> Data provided
::::::::::

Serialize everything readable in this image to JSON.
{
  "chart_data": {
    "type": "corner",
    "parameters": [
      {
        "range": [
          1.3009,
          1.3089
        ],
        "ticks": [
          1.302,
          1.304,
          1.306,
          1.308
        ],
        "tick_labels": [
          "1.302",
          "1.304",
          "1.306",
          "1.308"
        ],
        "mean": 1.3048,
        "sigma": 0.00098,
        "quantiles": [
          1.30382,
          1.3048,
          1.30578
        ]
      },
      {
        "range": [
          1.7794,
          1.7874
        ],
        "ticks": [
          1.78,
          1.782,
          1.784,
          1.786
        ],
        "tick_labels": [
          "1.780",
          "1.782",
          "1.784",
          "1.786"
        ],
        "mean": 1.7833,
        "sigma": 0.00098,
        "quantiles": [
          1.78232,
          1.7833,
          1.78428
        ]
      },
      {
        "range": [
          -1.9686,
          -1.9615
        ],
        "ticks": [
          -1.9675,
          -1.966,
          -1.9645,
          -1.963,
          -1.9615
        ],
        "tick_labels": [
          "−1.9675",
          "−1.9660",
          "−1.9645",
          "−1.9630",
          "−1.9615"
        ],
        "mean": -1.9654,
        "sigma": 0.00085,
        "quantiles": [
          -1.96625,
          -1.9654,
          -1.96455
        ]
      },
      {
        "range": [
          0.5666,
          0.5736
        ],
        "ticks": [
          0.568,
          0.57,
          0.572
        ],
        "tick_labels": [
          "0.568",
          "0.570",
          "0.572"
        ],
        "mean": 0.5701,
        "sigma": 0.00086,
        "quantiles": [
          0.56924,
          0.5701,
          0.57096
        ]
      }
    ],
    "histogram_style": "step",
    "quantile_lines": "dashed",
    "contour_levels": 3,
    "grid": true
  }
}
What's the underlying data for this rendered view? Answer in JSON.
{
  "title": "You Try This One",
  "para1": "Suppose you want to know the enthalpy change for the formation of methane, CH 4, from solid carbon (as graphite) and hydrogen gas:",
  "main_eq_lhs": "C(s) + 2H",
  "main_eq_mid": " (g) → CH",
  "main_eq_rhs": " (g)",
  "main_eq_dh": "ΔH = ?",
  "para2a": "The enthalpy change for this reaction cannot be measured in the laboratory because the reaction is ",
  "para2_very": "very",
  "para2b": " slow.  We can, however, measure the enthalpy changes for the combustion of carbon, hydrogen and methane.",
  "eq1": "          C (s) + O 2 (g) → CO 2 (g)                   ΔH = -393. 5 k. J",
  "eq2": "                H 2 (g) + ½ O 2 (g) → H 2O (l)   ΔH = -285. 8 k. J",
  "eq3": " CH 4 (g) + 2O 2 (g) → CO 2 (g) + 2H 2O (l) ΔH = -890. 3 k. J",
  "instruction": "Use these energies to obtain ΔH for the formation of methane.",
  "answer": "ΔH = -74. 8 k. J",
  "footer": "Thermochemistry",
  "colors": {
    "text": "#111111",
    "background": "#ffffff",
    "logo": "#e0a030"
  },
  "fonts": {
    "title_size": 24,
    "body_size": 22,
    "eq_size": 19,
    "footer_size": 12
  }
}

::::::::::

> Written task
Identify every line above with the string "methane" in it. Copy those lines.

> Task response
  "para1": "Suppose you want to know the enthalpy change for the formation of methane, CH 4, from solid carbon (as graphite) and hydrogen gas:",
  "para2b": " slow.  We can, however, measure the enthalpy changes for the combustion of carbon, hydrogen and methane.",
  "instruction": "Use these energies to obtain ΔH for the formation of methane.",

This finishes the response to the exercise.